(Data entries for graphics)
☆ ☆ ☆

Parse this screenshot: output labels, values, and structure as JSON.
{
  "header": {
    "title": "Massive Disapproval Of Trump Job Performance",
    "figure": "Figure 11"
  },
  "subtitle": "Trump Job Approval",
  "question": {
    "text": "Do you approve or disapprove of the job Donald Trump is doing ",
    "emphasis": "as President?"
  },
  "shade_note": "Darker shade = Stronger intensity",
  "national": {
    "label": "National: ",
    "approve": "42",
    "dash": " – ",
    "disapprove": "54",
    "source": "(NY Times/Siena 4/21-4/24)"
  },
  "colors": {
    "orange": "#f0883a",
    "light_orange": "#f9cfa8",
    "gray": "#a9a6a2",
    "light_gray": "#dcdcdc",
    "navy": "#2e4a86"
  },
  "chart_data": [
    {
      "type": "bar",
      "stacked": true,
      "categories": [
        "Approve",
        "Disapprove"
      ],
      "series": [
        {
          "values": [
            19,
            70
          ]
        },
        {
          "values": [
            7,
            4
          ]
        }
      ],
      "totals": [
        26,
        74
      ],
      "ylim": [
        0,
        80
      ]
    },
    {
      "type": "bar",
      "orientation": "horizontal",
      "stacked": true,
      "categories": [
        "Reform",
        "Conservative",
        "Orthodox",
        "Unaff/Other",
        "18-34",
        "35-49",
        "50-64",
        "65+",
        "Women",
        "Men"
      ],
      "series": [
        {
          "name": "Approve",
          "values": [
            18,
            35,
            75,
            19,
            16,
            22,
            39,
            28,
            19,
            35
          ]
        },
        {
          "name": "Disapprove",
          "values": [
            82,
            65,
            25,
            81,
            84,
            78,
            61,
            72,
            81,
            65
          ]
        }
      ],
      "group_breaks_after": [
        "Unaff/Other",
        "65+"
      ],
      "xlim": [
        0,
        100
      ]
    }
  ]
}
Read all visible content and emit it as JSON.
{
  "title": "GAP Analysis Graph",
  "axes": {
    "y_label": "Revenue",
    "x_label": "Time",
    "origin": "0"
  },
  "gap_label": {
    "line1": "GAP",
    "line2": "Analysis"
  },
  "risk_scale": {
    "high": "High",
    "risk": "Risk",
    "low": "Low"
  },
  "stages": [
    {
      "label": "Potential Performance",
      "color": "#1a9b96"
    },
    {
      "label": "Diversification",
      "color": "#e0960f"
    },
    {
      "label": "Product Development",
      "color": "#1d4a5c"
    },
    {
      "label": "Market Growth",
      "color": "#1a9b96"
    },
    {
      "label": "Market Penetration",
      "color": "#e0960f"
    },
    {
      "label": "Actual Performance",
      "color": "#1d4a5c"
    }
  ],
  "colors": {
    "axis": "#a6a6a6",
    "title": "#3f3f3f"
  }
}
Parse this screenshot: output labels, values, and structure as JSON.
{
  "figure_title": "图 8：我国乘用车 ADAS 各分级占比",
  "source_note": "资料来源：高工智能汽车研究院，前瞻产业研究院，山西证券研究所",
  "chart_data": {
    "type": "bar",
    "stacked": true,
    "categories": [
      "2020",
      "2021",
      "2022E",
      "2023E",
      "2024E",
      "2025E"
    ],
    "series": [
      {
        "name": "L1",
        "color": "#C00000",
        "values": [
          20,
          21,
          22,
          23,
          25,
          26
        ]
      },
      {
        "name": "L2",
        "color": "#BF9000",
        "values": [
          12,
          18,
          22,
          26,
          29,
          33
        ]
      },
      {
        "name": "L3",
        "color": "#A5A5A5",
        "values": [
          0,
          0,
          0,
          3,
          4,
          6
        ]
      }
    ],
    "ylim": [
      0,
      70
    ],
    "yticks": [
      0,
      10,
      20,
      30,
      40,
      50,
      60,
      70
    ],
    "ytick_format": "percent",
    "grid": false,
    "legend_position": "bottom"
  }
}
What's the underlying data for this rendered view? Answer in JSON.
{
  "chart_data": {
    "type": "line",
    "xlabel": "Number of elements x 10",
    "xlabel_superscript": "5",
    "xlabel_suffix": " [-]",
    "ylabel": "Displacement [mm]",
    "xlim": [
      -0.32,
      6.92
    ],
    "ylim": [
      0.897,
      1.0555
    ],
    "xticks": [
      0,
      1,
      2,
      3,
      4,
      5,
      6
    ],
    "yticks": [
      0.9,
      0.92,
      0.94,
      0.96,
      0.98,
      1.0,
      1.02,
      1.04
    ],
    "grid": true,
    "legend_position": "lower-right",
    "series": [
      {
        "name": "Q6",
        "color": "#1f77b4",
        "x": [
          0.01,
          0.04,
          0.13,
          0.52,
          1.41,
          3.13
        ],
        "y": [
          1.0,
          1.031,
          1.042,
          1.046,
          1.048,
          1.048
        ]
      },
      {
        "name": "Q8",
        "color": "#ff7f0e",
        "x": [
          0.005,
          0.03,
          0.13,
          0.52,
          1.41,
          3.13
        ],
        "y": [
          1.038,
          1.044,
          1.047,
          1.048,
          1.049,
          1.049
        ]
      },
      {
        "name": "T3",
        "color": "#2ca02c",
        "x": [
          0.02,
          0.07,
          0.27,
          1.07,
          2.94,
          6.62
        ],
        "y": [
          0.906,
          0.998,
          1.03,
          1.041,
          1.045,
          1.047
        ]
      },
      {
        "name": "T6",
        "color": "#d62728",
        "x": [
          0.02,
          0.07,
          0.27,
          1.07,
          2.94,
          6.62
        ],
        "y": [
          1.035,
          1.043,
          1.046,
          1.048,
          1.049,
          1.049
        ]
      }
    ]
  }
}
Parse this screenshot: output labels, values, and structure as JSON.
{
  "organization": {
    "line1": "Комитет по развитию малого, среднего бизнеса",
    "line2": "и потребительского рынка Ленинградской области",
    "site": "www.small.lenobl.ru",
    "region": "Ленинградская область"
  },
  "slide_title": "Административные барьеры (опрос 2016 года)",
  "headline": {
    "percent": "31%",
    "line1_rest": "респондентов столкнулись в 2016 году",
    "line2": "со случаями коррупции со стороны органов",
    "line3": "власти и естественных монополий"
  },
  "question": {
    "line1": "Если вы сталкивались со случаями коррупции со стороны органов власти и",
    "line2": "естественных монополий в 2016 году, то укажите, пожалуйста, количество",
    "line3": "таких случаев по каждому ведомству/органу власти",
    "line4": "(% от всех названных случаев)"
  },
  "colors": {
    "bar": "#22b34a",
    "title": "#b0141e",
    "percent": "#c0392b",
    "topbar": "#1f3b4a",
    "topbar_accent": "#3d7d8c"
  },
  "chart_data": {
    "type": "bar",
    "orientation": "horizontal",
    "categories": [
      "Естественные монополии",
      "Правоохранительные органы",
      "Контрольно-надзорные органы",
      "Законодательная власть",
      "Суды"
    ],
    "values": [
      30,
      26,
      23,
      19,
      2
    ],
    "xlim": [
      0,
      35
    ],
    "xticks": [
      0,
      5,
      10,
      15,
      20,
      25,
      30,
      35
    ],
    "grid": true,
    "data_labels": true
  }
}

☆ ☆ ☆

▶ _What is being asked_:
Print every entry exactly as written.

▶ _The output_:
Parse this screenshot: output labels, values, and structure as JSON.
{
  "header": {
    "title": "Massive Disapproval Of Trump Job Performance",
    "figure": "Figure 11"
  },
  "subtitle": "Trump Job Approval",
  "question": {
    "text": "Do you approve or disapprove of the job Donald Trump is doing ",
    "emphasis": "as President?"
  },
  "shade_note": "Darker shade = Stronger intensity",
  "national": {
    "label": "National: ",
    "approve": "42",
    "dash": " – ",
    "disapprove": "54",
    "source": "(NY Times/Siena 4/21-4/24)"
  },
  "colors": {
    "orange": "#f0883a",
    "light_orange": "#f9cfa8",
    "gray": "#a9a6a2",
    "light_gray": "#dcdcdc",
    "navy": "#2e4a86"
  },
  "chart_data": [
    {
      "type": "bar",
      "stacked": true,
      "categories": [
        "Approve",
        "Disapprove"
      ],
      "series": [
        {
          "values": [
            19,
            70
          ]
        },
        {
          "values": [
            7,
            4
          ]
        }
      ],
      "totals": [
        26,
        74
      ],
      "ylim": [
        0,
        80
      ]
    },
    {
      "type": "bar",
      "orientation": "horizontal",
      "stacked": true,
      "categories": [
        "Reform",
        "Conservative",
        "Orthodox",
        "Unaff/Other",
        "18-34",
        "35-49",
        "50-64",
        "65+",
        "Women",
        "Men"
      ],
      "series": [
        {
          "name": "Approve",
          "values": [
            18,
            35,
            75,
            19,
            16,
            22,
            39,
            28,
            19,
            35
          ]
        },
        {
          "name": "Disapprove",
          "values": [
            82,
            65,
            25,
            81,
            84,
            78,
            61,
            72,
            81,
            65
          ]
        }
      ],
      "group_breaks_after": [
        "Unaff/Other",
        "65+"
      ],
      "xlim": [
        0,
        100
      ]
    }
  ]
}
Read all visible content and emit it as JSON.
{
  "title": "GAP Analysis Graph",
  "axes": {
    "y_label": "Revenue",
    "x_label": "Time",
    "origin": "0"
  },
  "gap_label": {
    "line1": "GAP",
    "line2": "Analysis"
  },
  "risk_scale": {
    "high": "High",
    "risk": "Risk",
    "low": "Low"
  },
  "stages": [
    {
      "label": "Potential Performance",
      "color": "#1a9b96"
    },
    {
      "label": "Diversification",
      "color": "#e0960f"
    },
    {
      "label": "Product Development",
      "color": "#1d4a5c"
    },
    {
      "label": "Market Growth",
      "color": "#1a9b96"
    },
    {
      "label": "Market Penetration",
      "color": "#e0960f"
    },
    {
      "label": "Actual Performance",
      "color": "#1d4a5c"
    }
  ],
  "colors": {
    "axis": "#a6a6a6",
    "title": "#3f3f3f"
  }
}
Parse this screenshot: output labels, values, and structure as JSON.
{
  "figure_title": "图 8：我国乘用车 ADAS 各分级占比",
  "source_note": "资料来源：高工智能汽车研究院，前瞻产业研究院，山西证券研究所",
  "chart_data": {
    "type": "bar",
    "stacked": true,
    "categories": [
      "2020",
      "2021",
      "2022E",
      "2023E",
      "2024E",
      "2025E"
    ],
    "series": [
      {
        "name": "L1",
        "color": "#C00000",
        "values": [
          20,
          21,
          22,
          23,
          25,
          26
        ]
      },
      {
        "name": "L2",
        "color": "#BF9000",
        "values": [
          12,
          18,
          22,
          26,
          29,
          33
        ]
      },
      {
        "name": "L3",
        "color": "#A5A5A5",
        "values": [
          0,
          0,
          0,
          3,
          4,
          6
        ]
      }
    ],
    "ylim": [
      0,
      70
    ],
    "yticks": [
      0,
      10,
      20,
      30,
      40,
      50,
      60,
      70
    ],
    "ytick_format": "percent",
    "grid": false,
    "legend_position": "bottom"
  }
}
What's the underlying data for this rendered view? Answer in JSON.
{
  "chart_data": {
    "type": "line",
    "xlabel": "Number of elements x 10",
    "xlabel_superscript": "5",
    "xlabel_suffix": " [-]",
    "ylabel": "Displacement [mm]",
    "xlim": [
      -0.32,
      6.92
    ],
    "ylim": [
      0.897,
      1.0555
    ],
    "xticks": [
      0,
      1,
      2,
      3,
      4,
      5,
      6
    ],
    "yticks": [
      0.9,
      0.92,
      0.94,
      0.96,
      0.98,
      1.0,
      1.02,
      1.04
    ],
    "grid": true,
    "legend_position": "lower-right",
    "series": [
      {
        "name": "Q6",
        "color": "#1f77b4",
        "x": [
          0.01,
          0.04,
          0.13,
          0.52,
          1.41,
          3.13
        ],
        "y": [
          1.0,
          1.031,
          1.042,
          1.046,
          1.048,
          1.048
        ]
      },
      {
        "name": "Q8",
        "color": "#ff7f0e",
        "x": [
          0.005,
          0.03,
          0.13,
          0.52,
          1.41,
          3.13
        ],
        "y": [
          1.038,
          1.044,
          1.047,
          1.048,
          1.049,
          1.049
        ]
      },
      {
        "name": "T3",
        "color": "#2ca02c",
        "x": [
          0.02,
          0.07,
          0.27,
          1.07,
          2.94,
          6.62
        ],
        "y": [
          0.906,
          0.998,
          1.03,
          1.041,
          1.045,
          1.047
        ]
      },
      {
        "name": "T6",
        "color": "#d62728",
        "x": [
          0.02,
          0.07,
          0.27,
          1.07,
          2.94,
          6.62
        ],
        "y": [
          1.035,
          1.043,
          1.046,
          1.048,
          1.049,
          1.049
        ]
      }
    ]
  }
}
Parse this screenshot: output labels, values, and structure as JSON.
{
  "organization": {
    "line1": "Комитет по развитию малого, среднего бизнеса",
    "line2": "и потребительского рынка Ленинградской области",
    "site": "www.small.lenobl.ru",
    "region": "Ленинградская область"
  },
  "slide_title": "Административные барьеры (опрос 2016 года)",
  "headline": {
    "percent": "31%",
    "line1_rest": "респондентов столкнулись в 2016 году",
    "line2": "со случаями коррупции со стороны органов",
    "line3": "власти и естественных монополий"
  },
  "question": {
    "line1": "Если вы сталкивались со случаями коррупции со стороны органов власти и",
    "line2": "естественных монополий в 2016 году, то укажите, пожалуйста, количество",
    "line3": "таких случаев по каждому ведомству/органу власти",
    "line4": "(% от всех названных случаев)"
  },
  "colors": {
    "bar": "#22b34a",
    "title": "#b0141e",
    "percent": "#c0392b",
    "topbar": "#1f3b4a",
    "topbar_accent": "#3d7d8c"
  },
  "chart_data": {
    "type": "bar",
    "orientation": "horizontal",
    "categories": [
      "Естественные монополии",
      "Правоохранительные органы",
      "Контрольно-надзорные органы",
      "Законодательная власть",
      "Суды"
    ],
    "values": [
      30,
      26,
      23,
      19,
      2
    ],
    "xlim": [
      0,
      35
    ],
    "xticks": [
      0,
      5,
      10,
      15,
      20,
      25,
      30,
      35
    ],
    "grid": true,
    "data_labels": true
  }
}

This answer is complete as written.